Below is some material; transcribe all of it exactly.

(Source records)

_____

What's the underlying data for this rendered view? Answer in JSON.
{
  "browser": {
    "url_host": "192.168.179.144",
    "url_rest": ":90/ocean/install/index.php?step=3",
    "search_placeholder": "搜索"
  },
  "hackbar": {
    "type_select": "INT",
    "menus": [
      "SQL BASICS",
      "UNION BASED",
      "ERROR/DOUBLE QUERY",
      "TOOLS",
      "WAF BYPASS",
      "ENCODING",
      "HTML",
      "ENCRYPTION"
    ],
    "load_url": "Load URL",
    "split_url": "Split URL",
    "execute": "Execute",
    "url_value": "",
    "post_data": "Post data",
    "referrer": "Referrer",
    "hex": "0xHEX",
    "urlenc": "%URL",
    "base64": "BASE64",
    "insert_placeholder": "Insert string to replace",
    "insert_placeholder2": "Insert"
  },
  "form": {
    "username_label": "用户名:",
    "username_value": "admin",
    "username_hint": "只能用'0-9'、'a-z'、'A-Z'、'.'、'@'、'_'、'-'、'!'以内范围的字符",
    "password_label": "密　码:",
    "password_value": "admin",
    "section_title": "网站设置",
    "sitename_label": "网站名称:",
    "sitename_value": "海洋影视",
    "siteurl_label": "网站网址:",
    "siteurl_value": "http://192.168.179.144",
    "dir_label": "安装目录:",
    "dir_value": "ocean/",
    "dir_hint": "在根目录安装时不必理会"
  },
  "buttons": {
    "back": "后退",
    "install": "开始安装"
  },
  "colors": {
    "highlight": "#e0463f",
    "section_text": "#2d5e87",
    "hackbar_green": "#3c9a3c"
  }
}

_____

RESULT FOR THIS TASK -
What's the underlying data for this rendered view? Answer in JSON.
{
  "browser": {
    "url_host": "192.168.179.144",
    "url_rest": ":90/ocean/install/index.php?step=3",
    "search_placeholder": "搜索"
  },
  "hackbar": {
    "type_select": "INT",
    "menus": [
      "SQL BASICS",
      "UNION BASED",
      "ERROR/DOUBLE QUERY",
      "TOOLS",
      "WAF BYPASS",
      "ENCODING",
      "HTML",
      "ENCRYPTION"
    ],
    "load_url": "Load URL",
    "split_url": "Split URL",
    "execute": "Execute",
    "url_value": "",
    "post_data": "Post data",
    "referrer": "Referrer",
    "hex": "0xHEX",
    "urlenc": "%URL",
    "base64": "BASE64",
    "insert_placeholder": "Insert string to replace",
    "insert_placeholder2": "Insert"
  },
  "form": {
    "username_label": "用户名:",
    "username_value": "admin",
    "username_hint": "只能用'0-9'、'a-z'、'A-Z'、'.'、'@'、'_'、'-'、'!'以内范围的字符",
    "password_label": "密　码:",
    "password_value": "admin",
    "section_title": "网站设置",
    "sitename_label": "网站名称:",
    "sitename_value": "海洋影视",
    "siteurl_label": "网站网址:",
    "siteurl_value": "http://192.168.179.144",
    "dir_label": "安装目录:",
    "dir_value": "ocean/",
    "dir_hint": "在根目录安装时不必理会"
  },
  "buttons": {
    "back": "后退",
    "install": "开始安装"
  },
  "colors": {
    "highlight": "#e0463f",
    "section_text": "#2d5e87",
    "hackbar_green": "#3c9a3c"
  }
}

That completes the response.